## The exercise
Copy every line of the listing exactly.

Entries with figure data:
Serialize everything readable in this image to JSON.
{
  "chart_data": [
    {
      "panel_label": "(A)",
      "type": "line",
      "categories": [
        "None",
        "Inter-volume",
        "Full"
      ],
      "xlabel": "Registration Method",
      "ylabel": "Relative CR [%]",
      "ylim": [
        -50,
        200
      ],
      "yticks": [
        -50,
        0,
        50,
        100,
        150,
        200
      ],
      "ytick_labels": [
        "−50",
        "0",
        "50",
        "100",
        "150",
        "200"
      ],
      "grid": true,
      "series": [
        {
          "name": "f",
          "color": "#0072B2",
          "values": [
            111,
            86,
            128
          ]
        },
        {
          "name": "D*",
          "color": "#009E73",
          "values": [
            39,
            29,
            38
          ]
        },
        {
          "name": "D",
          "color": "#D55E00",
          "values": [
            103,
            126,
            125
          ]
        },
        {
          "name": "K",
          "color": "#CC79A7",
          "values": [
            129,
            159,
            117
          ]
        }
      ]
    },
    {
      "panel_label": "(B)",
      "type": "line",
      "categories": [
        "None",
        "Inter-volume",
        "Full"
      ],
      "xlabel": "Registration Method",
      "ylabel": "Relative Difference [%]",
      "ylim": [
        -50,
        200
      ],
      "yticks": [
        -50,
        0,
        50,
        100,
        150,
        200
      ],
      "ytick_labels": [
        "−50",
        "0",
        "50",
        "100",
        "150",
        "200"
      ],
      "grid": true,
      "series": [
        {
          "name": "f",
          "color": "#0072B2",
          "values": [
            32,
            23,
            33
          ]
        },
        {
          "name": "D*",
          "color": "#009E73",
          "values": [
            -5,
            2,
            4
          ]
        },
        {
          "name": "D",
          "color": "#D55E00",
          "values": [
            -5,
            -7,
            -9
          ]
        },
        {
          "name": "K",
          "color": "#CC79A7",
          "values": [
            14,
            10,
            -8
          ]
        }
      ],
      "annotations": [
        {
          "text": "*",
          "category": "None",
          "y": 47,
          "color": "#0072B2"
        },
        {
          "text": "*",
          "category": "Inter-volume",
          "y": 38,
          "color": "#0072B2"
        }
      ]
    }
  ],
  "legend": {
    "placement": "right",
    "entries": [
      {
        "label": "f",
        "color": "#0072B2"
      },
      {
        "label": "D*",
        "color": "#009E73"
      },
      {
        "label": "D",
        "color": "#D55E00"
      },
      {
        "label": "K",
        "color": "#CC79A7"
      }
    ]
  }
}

## Exercise solution
Serialize everything readable in this image to JSON.
{
  "chart_data": [
    {
      "panel_label": "(A)",
      "type": "line",
      "categories": [
        "None",
        "Inter-volume",
        "Full"
      ],
      "xlabel": "Registration Method",
      "ylabel": "Relative CR [%]",
      "ylim": [
        -50,
        200
      ],
      "yticks": [
        -50,
        0,
        50,
        100,
        150,
        200
      ],
      "ytick_labels": [
        "−50",
        "0",
        "50",
        "100",
        "150",
        "200"
      ],
      "grid": true,
      "series": [
        {
          "name": "f",
          "color": "#0072B2",
          "values": [
            111,
            86,
            128
          ]
        },
        {
          "name": "D*",
          "color": "#009E73",
          "values": [
            39,
            29,
            38
          ]
        },
        {
          "name": "D",
          "color": "#D55E00",
          "values": [
            103,
            126,
            125
          ]
        },
        {
          "name": "K",
          "color": "#CC79A7",
          "values": [
            129,
            159,
            117
          ]
        }
      ]
    },
    {
      "panel_label": "(B)",
      "type": "line",
      "categories": [
        "None",
        "Inter-volume",
        "Full"
      ],
      "xlabel": "Registration Method",
      "ylabel": "Relative Difference [%]",
      "ylim": [
        -50,
        200
      ],
      "yticks": [
        -50,
        0,
        50,
        100,
        150,
        200
      ],
      "ytick_labels": [
        "−50",
        "0",
        "50",
        "100",
        "150",
        "200"
      ],
      "grid": true,
      "series": [
        {
          "name": "f",
          "color": "#0072B2",
          "values": [
            32,
            23,
            33
          ]
        },
        {
          "name": "D*",
          "color": "#009E73",
          "values": [
            -5,
            2,
            4
          ]
        },
        {
          "name": "D",
          "color": "#D55E00",
          "values": [
            -5,
            -7,
            -9
          ]
        },
        {
          "name": "K",
          "color": "#CC79A7",
          "values": [
            14,
            10,
            -8
          ]
        }
      ],
      "annotations": [
        {
          "text": "*",
          "category": "None",
          "y": 47,
          "color": "#0072B2"
        },
        {
          "text": "*",
          "category": "Inter-volume",
          "y": 38,
          "color": "#0072B2"
        }
      ]
    }
  ],
  "legend": {
    "placement": "right",
    "entries": [
      {
        "label": "f",
        "color": "#0072B2"
      },
      {
        "label": "D*",
        "color": "#009E73"
      },
      {
        "label": "D",
        "color": "#D55E00"
      },
      {
        "label": "K",
        "color": "#CC79A7"
      }
    ]
  }
}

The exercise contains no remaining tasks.